Opinion
No. 40271–8–II.
2011-10-4
David Phelan, Cowlitz County Prosecuting Attorney's Office, Kelso, WA, for Appellant.John A. Hays, Attorney at Law, Longview, WA, for Respondent.
David Phelan, Cowlitz County Prosecuting Attorney's Office, Kelso, WA, for Appellant.John A. Hays, Attorney at Law, Longview, WA, for Respondent.
¶ 1 The State appeals from a trial court order suppressing evidence seized during a search incident to the arrest of Craig Olson for violating the terms of his community custody. The parties agree that the trial court misapplied federal case law to the situation, but Olson contends that, despite the misapplication, other grounds exist to support the trial court's order. We reverse and remand.
FACTS
¶ 2 On October 29, 2008, Olson pleaded guilty to unlawful possession of methamphetamine. His sentence included 12 months of community supervision with the Washington State Department of Corrections (DOC). After Olson failed to report to his corrections supervisor, DOC Officer Cody Muller issued a warrant for Olson's arrest. Officer Muller completed a “Wanted Person Entry Form” and sent it to the DOC office in Olympia for processing. Clerk's Papers at 61–62. The information was then entered in the Washington criminal information database.
The “Wanted Person Entry Form” did not provide any information concerning Officer Muller's claim that defendant had failed to report nor was it signed or made under oath or affirmation.
¶ 3 On December 27, 2008, Kelso Police Department Officer Voelker stopped Olson while he was driving. Officer Voelker ran Olson's name and was alerted to the existence of a DOC warrant. Officer Voelker then arrested Olson. During a search of Olson's person incident to arrest, Officer Voelker found a small amount of methamphetamine.
¶ 4 On December 31, the State charged Olson with one count of unlawful possession of methamphetamine. Olson then moved to suppress the methamphetamine evidence, arguing that the arrest was improper because the warrant was not issued under oath or affirmation by a neutral magistrate. Following a CrR 3.6 hearing, the trial court granted Olson's motion and dismissed the case. The State now appeals.

▸ **Given records**:
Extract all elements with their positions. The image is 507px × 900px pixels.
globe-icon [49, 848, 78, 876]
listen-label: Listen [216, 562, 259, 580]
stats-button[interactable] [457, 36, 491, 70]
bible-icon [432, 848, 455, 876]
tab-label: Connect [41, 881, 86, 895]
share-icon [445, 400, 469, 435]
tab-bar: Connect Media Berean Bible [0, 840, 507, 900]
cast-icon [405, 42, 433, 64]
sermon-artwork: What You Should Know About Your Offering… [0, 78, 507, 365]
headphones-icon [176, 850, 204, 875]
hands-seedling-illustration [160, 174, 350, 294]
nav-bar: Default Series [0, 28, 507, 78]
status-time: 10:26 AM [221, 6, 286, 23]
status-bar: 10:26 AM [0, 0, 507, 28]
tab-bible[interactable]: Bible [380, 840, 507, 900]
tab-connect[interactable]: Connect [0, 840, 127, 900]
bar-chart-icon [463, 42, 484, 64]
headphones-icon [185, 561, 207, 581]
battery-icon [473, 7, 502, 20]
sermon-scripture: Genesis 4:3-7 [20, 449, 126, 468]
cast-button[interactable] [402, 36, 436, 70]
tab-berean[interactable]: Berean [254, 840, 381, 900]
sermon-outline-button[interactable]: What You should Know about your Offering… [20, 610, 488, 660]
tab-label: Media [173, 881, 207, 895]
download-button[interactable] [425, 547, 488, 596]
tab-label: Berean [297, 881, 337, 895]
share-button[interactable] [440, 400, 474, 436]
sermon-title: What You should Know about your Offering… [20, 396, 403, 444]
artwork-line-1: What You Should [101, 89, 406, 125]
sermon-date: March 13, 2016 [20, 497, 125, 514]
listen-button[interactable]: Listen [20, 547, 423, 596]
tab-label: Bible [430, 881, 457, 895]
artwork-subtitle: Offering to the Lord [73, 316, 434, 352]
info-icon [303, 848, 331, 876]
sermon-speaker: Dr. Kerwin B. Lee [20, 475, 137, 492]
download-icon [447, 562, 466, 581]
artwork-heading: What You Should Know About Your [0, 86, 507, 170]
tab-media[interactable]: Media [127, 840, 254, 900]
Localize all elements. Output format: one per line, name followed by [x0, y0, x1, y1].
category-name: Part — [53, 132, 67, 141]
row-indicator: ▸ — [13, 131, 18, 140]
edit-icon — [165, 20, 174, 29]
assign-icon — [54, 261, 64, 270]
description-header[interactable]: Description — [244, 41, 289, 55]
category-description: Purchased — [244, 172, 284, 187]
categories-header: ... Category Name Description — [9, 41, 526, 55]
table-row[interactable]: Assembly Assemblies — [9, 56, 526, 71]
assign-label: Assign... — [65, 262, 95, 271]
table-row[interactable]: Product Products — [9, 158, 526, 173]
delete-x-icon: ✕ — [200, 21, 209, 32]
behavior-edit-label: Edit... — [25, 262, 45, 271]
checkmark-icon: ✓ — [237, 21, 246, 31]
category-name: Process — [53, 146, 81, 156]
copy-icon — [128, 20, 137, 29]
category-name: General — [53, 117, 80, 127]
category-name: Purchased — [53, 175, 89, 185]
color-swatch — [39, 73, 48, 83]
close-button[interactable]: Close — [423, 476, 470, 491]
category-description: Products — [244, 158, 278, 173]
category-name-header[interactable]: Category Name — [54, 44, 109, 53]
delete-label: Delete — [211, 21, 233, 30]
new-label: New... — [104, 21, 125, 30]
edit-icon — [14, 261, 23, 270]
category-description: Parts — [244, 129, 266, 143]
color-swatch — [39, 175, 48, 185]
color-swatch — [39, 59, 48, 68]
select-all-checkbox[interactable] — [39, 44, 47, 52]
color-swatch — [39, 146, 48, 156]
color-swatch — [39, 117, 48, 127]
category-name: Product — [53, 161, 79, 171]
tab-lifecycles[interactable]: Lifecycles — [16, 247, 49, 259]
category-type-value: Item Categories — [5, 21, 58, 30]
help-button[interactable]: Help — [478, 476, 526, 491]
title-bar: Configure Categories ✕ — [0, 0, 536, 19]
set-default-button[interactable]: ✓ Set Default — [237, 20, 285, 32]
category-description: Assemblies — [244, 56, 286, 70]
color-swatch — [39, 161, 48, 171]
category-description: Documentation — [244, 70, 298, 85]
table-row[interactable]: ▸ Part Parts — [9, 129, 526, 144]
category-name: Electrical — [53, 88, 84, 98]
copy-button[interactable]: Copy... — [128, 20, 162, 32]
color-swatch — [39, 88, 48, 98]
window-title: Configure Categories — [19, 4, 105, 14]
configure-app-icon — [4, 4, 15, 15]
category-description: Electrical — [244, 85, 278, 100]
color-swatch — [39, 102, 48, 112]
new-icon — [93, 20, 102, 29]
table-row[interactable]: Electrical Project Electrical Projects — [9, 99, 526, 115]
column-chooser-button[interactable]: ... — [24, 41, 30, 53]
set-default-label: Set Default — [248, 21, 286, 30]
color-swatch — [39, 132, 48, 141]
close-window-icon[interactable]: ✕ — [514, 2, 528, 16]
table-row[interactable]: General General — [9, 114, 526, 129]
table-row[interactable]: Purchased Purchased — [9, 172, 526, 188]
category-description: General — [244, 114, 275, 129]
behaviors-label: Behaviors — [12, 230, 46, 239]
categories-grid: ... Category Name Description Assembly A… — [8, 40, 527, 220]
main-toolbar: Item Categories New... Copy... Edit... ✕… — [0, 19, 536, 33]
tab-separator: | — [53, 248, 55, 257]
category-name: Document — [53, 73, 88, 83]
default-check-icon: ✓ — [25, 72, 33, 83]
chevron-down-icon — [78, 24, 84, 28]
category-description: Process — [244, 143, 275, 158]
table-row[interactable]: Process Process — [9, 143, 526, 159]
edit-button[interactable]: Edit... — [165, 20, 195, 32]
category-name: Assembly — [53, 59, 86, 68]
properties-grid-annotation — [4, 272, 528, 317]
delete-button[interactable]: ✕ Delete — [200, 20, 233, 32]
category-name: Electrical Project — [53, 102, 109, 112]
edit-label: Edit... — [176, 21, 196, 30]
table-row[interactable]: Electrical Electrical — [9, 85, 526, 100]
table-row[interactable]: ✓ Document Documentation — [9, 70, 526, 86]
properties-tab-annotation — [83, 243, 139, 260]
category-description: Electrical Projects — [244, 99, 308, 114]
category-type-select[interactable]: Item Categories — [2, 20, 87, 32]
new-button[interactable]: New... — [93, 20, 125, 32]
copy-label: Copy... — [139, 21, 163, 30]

▸ **Tasks to complete**:
**a.** In the court opinion about Craig Olson's arrest, on what basis did Olson seek to suppress the methamphetamine evidence? Answer in one to three sentences.
**b.** Continue the court opinion about Craig Olson's suppressed evidence from where it stops.

▸ **Written responses**:
**a.** Olson argued that his arrest was improper because the warrant was not issued under oath or affirmation by a neutral magistrate. A DOC officer had issued the warrant through an unsigned "Wanted Person Entry Form" that was not made under oath or affirmation and gave no information supporting the claim that he had failed to report.

**b.**
ANALYSIS
Parolee/Probationer Arrest Warrant Requirements under RCW 9.94A.740
¶ 5 The State contends that the trial court erred when it relied on outdated federal case law and held that the DOC arrest warrant should have comported with the Fourth Amendment requirement that it be issued from a neutral and detached magistrate and under oath or affirmation. Olson concedes that the trial court misapplied federal law to the issue but contends that a Washington statutory provision still supports the trial court's ultimate determination that these additional procedures are required. We review legal conclusions related to a motion to suppress de novo. State v. Levy, 156 Wash.2d 709, 733, 132 P.3d 1076 (2006).
¶ 6 The Fourth Amendment of the United States Constitution prohibits unreasonable searches and seizures. State v. Setterstrom, 163 Wash.2d 621, 625–26, 183 P.3d 1075 (2008). And Washington's constitutional privacy protections under article I, section 7 are even greater. State v. Morse, 156 Wash.2d 1, 7, 123 P.3d 832 (2005). But an offender on community custody or supervision has a substantially diminished privacy interest that permits law enforcement to conduct warrantless searches in certain situations. State v. Lucas, 56 Wash.App. 236, 239–40, 783 P.2d 121 (1989).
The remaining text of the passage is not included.